WHAT YOU SHOULD DO ▸ Of the lines in this material, how many contain "title"? Answer with a single number only.

THE INPUT ▸
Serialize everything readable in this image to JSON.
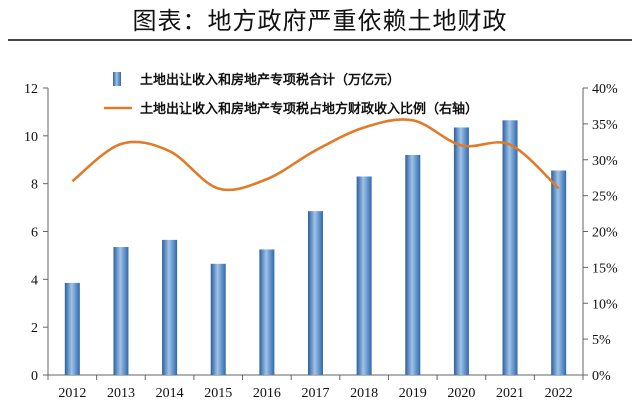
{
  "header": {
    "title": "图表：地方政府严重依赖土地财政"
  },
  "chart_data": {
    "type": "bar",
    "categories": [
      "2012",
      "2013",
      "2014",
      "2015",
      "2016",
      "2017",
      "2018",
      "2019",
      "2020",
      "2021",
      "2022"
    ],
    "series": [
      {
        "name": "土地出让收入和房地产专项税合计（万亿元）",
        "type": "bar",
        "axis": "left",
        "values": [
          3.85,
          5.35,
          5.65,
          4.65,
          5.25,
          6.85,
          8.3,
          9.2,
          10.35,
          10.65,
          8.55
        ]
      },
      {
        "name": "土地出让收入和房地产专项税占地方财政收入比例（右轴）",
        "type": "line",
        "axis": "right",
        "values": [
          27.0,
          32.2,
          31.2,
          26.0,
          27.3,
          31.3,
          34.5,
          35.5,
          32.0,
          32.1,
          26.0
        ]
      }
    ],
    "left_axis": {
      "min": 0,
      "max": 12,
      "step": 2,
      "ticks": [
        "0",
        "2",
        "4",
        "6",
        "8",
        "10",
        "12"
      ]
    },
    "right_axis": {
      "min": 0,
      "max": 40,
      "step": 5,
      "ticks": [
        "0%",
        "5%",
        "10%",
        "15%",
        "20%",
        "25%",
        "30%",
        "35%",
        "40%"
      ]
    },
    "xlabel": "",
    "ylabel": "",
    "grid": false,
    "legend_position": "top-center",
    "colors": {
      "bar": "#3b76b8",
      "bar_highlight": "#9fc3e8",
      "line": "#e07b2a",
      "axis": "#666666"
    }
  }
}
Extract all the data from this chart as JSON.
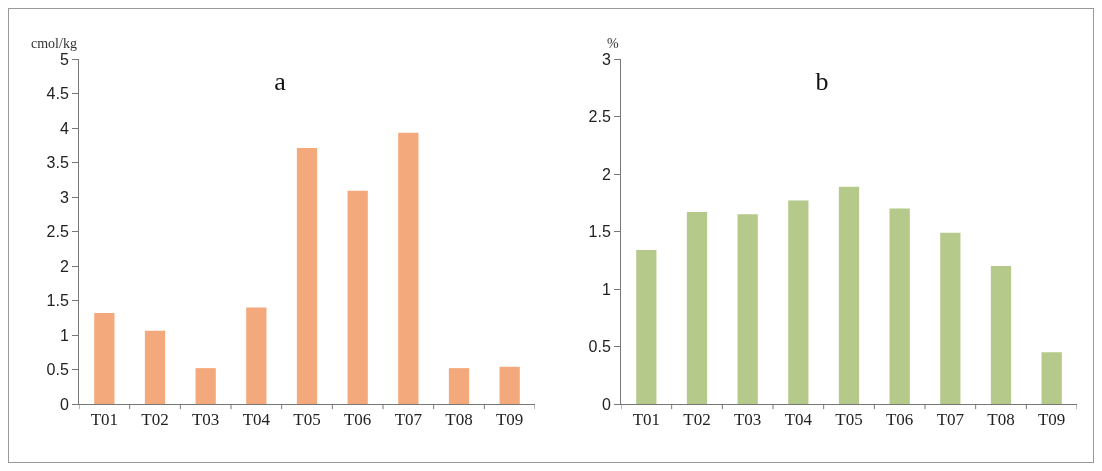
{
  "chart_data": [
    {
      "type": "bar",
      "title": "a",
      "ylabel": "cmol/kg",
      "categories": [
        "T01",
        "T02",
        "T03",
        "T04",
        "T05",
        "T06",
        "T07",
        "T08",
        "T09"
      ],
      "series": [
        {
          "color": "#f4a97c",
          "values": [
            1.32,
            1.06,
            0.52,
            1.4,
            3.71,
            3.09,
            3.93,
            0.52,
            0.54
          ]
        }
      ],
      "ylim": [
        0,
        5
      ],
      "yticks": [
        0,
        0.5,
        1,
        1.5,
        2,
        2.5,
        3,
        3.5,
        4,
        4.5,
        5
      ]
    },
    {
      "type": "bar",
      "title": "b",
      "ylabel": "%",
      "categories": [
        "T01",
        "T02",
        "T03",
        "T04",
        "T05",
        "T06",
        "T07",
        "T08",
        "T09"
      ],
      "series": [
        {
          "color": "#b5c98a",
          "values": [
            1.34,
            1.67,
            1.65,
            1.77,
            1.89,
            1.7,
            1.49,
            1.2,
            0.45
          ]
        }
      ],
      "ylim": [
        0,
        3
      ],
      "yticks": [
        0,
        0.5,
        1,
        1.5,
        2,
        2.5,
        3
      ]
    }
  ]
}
...
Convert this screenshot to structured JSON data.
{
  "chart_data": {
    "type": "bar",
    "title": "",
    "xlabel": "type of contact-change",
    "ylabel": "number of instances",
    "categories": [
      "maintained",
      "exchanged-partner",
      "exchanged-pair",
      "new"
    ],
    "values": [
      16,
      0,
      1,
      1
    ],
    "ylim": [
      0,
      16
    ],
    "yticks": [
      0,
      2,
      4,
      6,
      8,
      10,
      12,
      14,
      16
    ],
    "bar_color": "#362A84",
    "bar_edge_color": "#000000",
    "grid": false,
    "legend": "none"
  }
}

TASK SOLUTION ▸ 4